------ Task data
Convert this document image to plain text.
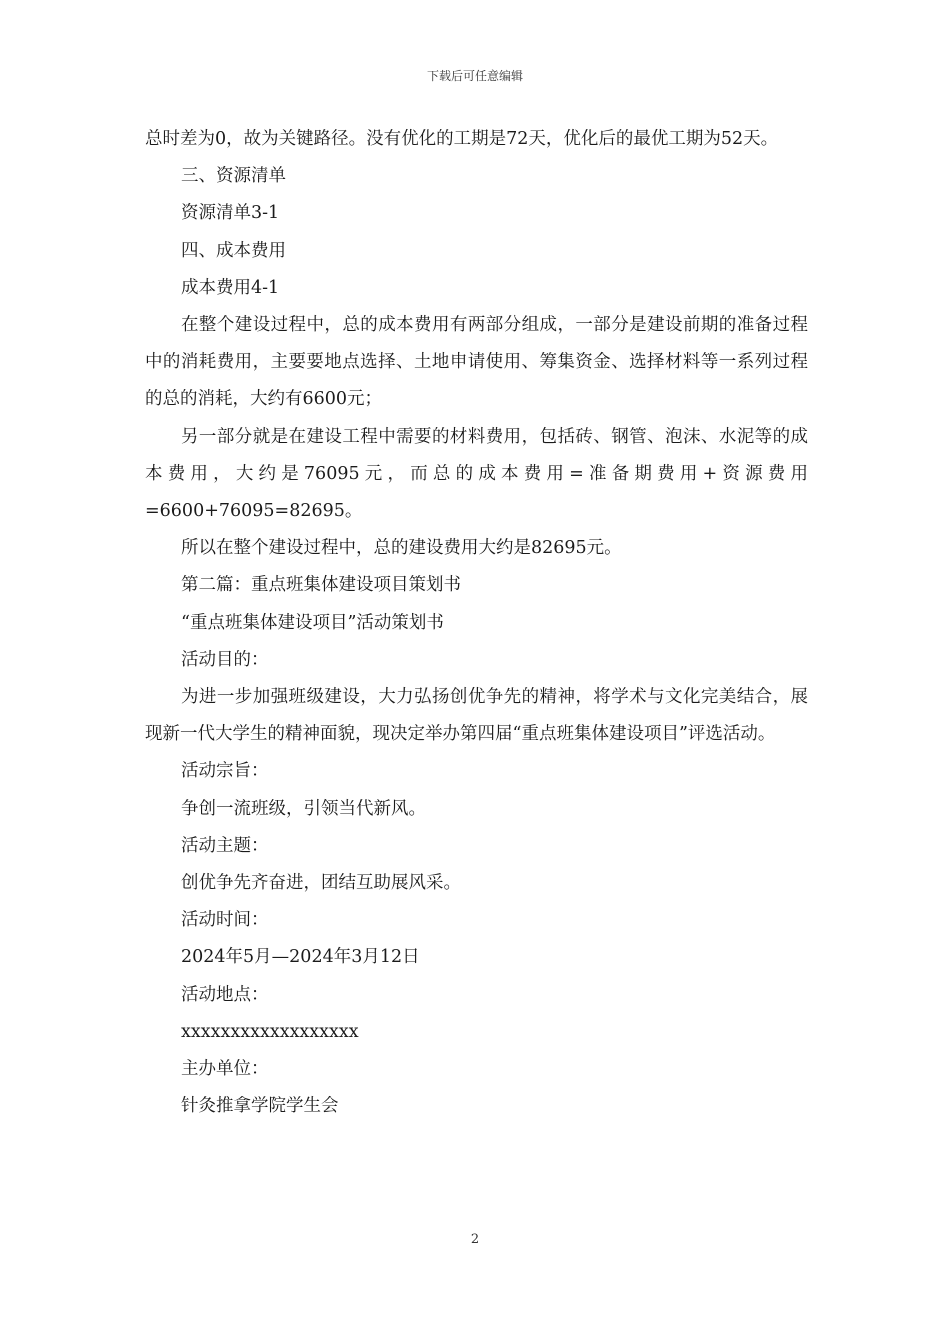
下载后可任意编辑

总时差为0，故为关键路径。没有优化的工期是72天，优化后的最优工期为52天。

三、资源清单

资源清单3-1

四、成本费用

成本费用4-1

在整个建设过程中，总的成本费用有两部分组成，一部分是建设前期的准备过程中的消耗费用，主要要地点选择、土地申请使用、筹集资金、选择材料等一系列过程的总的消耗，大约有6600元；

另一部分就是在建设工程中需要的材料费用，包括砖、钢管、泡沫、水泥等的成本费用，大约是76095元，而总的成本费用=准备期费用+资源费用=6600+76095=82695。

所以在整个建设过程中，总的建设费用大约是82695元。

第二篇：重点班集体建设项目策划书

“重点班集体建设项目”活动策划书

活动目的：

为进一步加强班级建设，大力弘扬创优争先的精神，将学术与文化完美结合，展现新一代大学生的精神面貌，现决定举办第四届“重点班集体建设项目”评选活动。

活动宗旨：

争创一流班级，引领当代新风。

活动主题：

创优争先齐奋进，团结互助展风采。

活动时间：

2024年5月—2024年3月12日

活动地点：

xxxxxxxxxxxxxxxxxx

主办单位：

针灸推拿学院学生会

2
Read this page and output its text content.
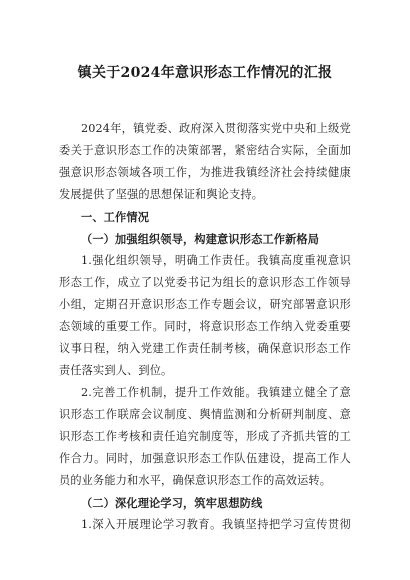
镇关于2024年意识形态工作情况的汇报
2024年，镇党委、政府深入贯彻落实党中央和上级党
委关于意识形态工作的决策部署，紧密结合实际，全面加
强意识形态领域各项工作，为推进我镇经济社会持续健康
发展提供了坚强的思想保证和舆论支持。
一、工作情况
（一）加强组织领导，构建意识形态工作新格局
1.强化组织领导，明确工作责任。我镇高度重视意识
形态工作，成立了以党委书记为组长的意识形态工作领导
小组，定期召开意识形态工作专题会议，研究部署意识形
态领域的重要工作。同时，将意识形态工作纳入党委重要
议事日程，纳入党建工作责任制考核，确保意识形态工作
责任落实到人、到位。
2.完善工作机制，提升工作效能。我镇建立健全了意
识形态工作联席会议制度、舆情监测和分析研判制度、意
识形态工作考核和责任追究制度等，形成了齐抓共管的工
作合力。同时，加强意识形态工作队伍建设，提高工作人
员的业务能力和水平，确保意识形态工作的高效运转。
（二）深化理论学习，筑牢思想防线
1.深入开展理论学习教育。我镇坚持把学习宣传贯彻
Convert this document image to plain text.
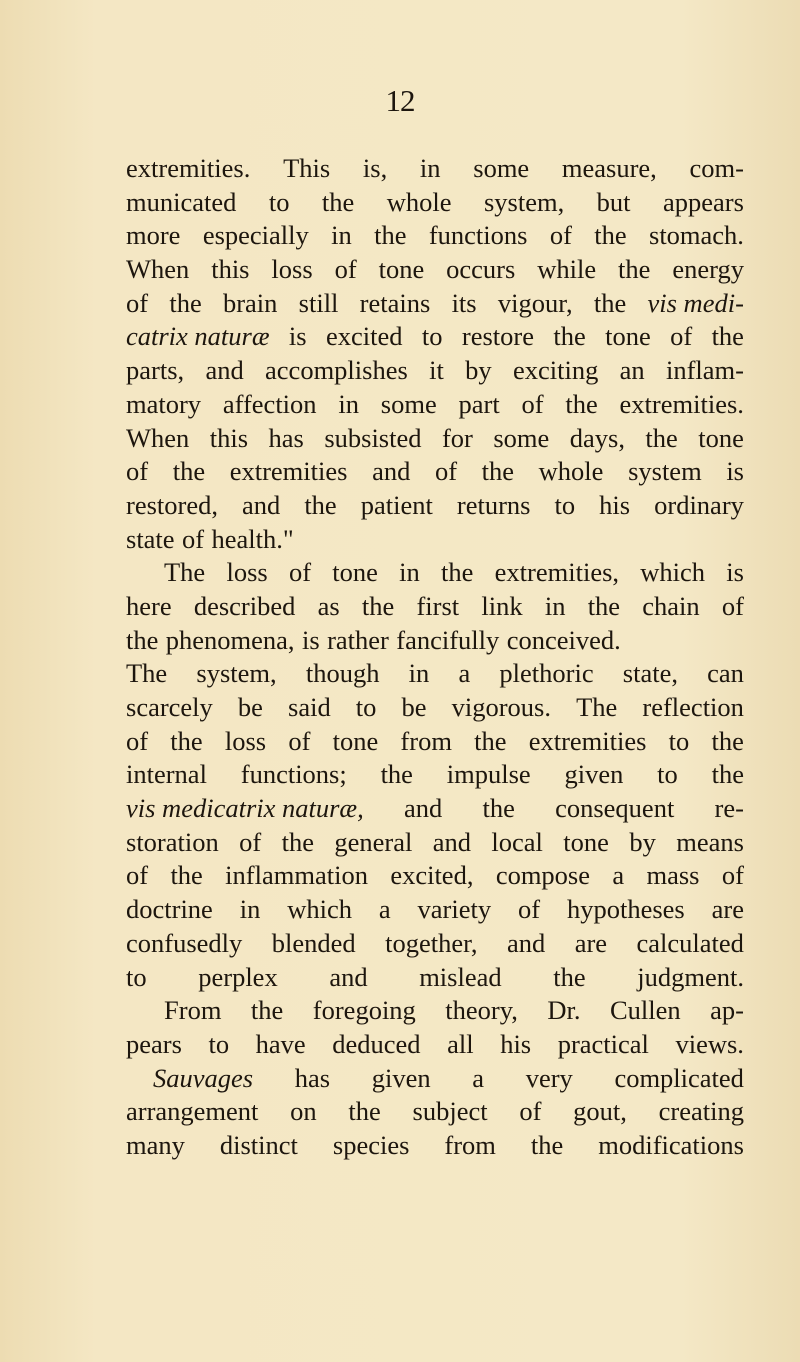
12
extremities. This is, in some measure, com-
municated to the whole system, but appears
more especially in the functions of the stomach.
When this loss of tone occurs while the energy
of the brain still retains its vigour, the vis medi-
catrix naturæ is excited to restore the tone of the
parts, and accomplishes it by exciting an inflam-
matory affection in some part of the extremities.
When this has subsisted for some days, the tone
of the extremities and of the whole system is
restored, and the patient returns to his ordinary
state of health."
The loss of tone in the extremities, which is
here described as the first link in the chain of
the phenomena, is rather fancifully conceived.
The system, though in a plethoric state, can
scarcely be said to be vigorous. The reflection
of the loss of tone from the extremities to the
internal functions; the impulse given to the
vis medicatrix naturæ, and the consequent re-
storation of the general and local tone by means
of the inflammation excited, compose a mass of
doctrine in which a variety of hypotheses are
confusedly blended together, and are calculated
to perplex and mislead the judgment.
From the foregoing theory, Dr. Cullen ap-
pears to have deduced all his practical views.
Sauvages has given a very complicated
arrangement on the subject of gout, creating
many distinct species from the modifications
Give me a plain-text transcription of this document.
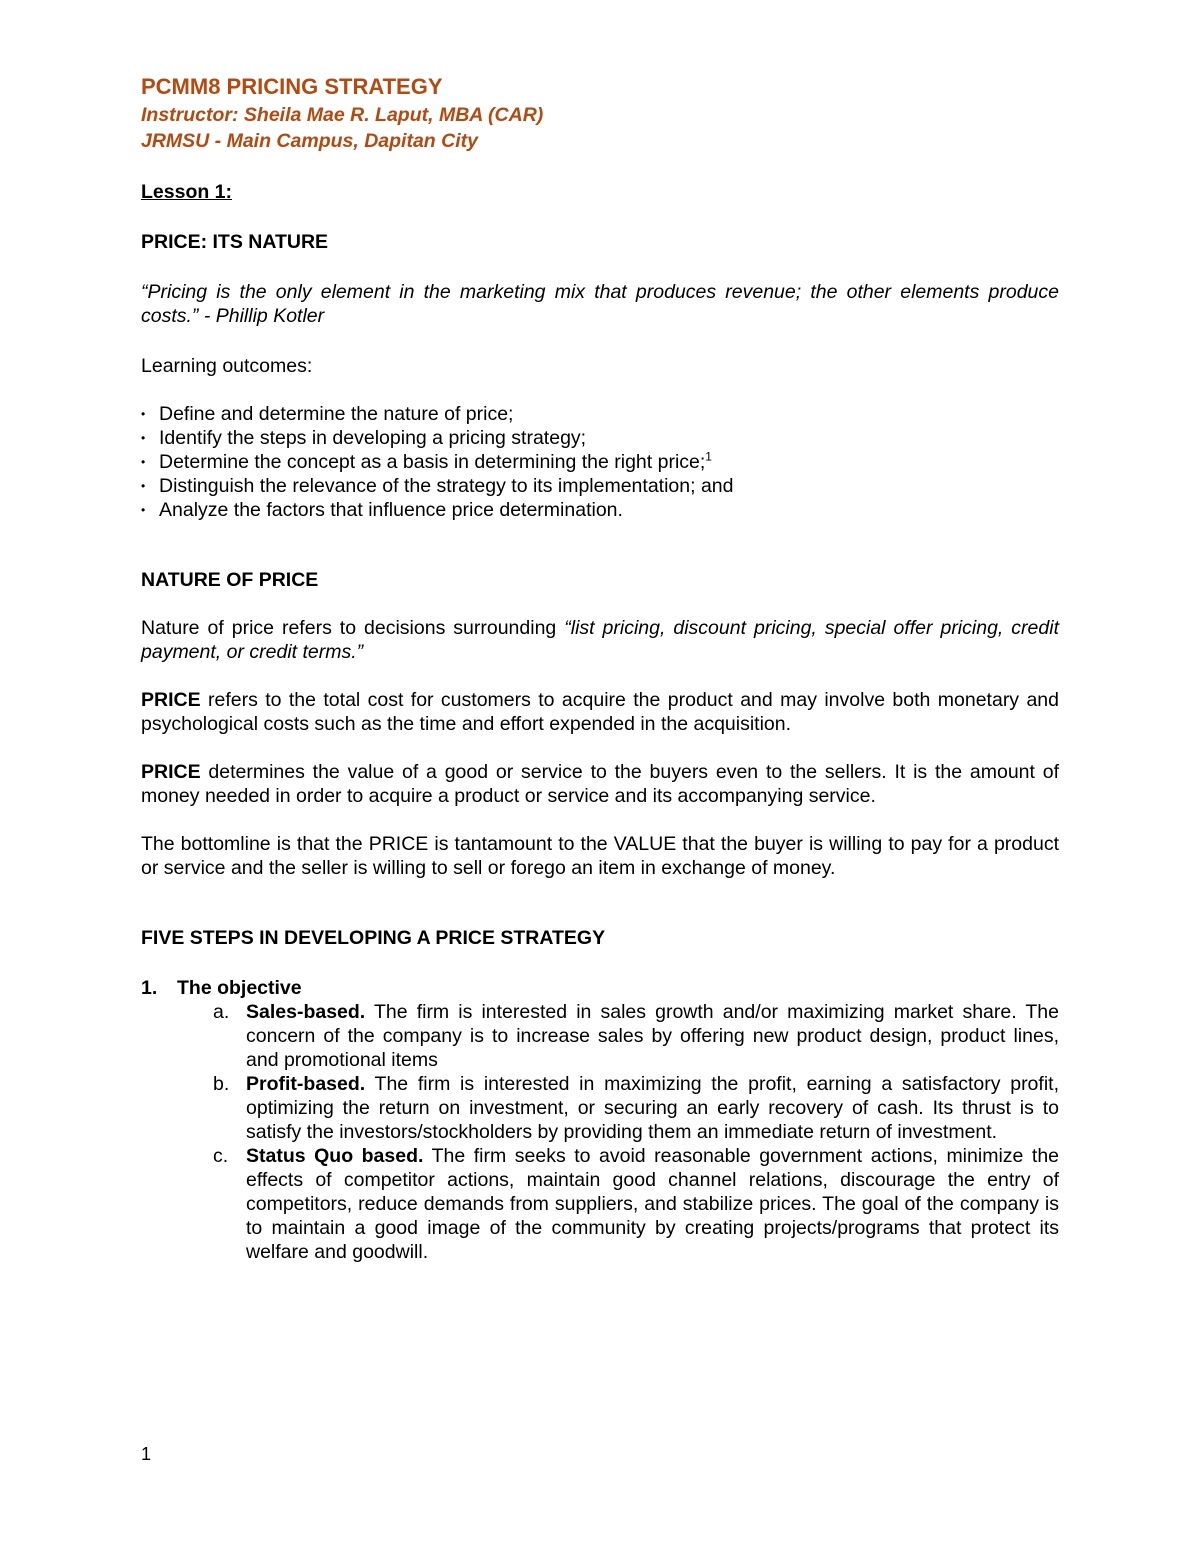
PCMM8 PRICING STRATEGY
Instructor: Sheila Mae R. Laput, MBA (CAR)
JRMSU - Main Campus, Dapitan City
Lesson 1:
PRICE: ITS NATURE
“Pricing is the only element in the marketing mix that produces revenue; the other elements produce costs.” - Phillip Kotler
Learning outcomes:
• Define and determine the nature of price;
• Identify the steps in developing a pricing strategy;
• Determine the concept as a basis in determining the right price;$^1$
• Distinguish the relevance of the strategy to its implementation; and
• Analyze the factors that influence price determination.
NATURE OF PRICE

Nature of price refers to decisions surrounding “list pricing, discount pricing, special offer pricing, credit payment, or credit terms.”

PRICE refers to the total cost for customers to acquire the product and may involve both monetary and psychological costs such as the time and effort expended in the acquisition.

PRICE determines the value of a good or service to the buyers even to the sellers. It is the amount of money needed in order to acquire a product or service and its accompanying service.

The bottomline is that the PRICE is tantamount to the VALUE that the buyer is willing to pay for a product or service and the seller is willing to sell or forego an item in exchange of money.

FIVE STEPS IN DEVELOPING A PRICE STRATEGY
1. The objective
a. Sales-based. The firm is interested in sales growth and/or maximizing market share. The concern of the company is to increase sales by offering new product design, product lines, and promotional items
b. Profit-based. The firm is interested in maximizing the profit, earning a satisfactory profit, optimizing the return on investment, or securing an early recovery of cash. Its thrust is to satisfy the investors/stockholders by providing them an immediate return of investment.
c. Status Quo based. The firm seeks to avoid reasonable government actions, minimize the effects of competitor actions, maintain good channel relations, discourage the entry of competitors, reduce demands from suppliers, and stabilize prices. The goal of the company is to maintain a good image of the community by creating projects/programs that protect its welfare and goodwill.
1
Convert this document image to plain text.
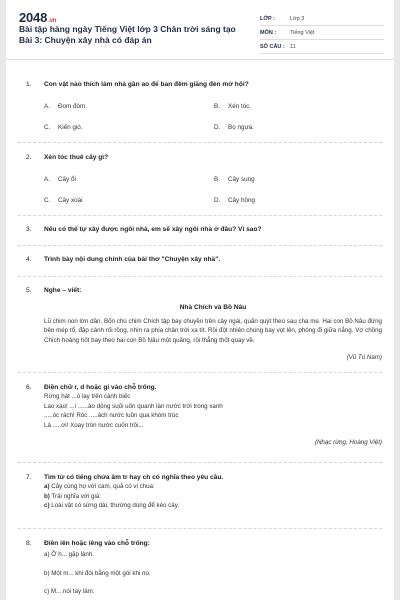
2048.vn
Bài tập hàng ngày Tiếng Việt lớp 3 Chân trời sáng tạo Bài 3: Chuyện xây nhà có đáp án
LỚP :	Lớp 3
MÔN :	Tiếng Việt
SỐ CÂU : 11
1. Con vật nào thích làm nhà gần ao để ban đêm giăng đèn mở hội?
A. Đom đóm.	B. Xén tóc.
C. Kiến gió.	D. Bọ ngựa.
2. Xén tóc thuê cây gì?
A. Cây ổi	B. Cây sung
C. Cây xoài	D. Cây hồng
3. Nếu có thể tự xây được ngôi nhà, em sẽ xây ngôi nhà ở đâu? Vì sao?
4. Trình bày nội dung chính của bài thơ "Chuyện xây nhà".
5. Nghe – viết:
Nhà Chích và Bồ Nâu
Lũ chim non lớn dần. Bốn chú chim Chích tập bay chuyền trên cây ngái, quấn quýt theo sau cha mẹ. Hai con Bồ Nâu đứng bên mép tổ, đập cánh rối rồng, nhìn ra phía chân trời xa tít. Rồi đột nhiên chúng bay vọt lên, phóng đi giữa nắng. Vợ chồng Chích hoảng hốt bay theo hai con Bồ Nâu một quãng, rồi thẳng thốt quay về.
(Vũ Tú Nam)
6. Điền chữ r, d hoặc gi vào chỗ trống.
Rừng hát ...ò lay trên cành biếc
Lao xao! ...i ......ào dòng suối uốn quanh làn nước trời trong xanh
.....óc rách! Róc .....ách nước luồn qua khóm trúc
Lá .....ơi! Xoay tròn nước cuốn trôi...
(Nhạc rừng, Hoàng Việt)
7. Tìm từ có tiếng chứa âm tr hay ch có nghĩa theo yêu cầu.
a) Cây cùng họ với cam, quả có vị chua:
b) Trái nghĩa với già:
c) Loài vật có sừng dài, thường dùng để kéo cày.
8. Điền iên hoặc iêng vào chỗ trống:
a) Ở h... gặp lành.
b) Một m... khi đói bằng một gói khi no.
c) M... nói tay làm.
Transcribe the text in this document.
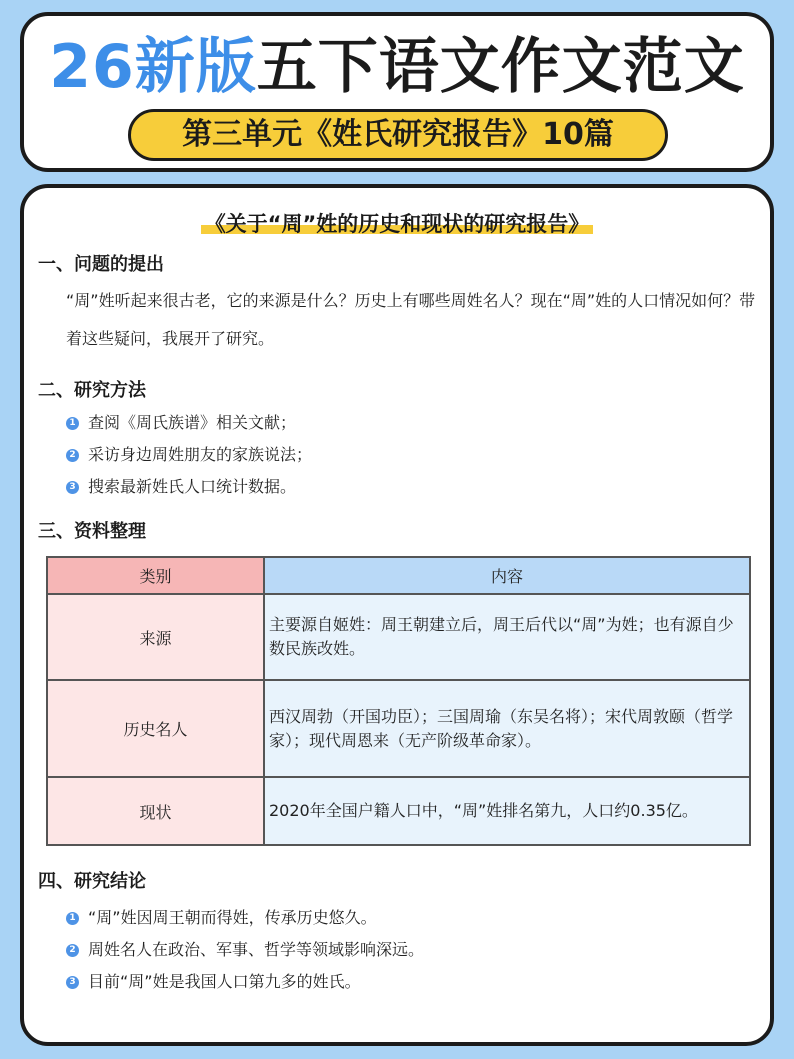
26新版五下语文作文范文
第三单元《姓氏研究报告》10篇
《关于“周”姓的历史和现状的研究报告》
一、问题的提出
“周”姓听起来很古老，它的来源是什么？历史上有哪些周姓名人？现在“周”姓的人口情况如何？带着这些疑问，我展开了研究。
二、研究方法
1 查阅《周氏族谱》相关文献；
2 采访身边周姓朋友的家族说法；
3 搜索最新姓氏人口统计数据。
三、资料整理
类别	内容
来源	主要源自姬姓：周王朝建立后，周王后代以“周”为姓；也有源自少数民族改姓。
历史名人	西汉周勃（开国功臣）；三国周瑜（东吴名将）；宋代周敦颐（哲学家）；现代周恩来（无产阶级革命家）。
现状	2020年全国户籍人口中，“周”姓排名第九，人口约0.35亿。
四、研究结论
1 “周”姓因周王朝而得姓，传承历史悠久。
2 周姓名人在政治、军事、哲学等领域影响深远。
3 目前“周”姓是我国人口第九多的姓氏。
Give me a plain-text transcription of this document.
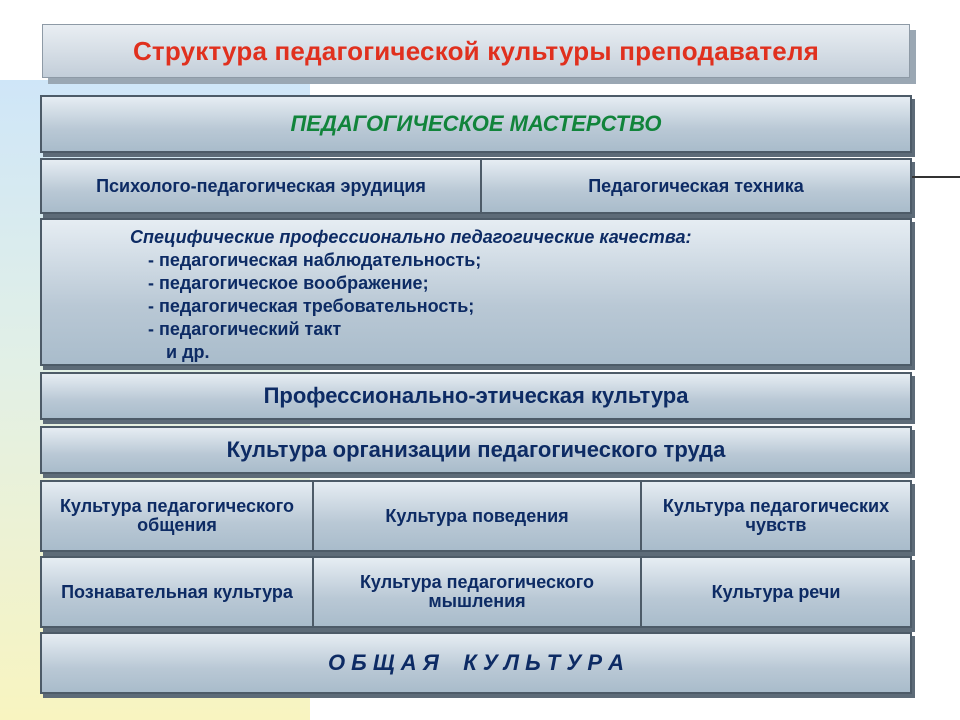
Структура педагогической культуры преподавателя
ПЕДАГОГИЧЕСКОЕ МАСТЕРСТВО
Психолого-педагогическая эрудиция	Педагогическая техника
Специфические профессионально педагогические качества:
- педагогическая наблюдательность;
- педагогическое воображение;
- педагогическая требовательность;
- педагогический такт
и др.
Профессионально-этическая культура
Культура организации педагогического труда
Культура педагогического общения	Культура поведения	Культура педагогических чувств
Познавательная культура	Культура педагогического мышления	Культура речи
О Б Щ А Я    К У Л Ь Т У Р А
------------
Pick out, from the lines above, every one that contains the string "maximizing".

a. Sales-based. The firm is interested in sales growth and/or maximizing market share. The concern of the company is to increase sales by offering new product design, product lines, and promotional items
b. Profit-based. The firm is interested in maximizing the profit, earning a satisfactory profit, optimizing the return on investment, or securing an early recovery of cash. Its thrust is to satisfy the investors/stockholders by providing them an immediate return of investment.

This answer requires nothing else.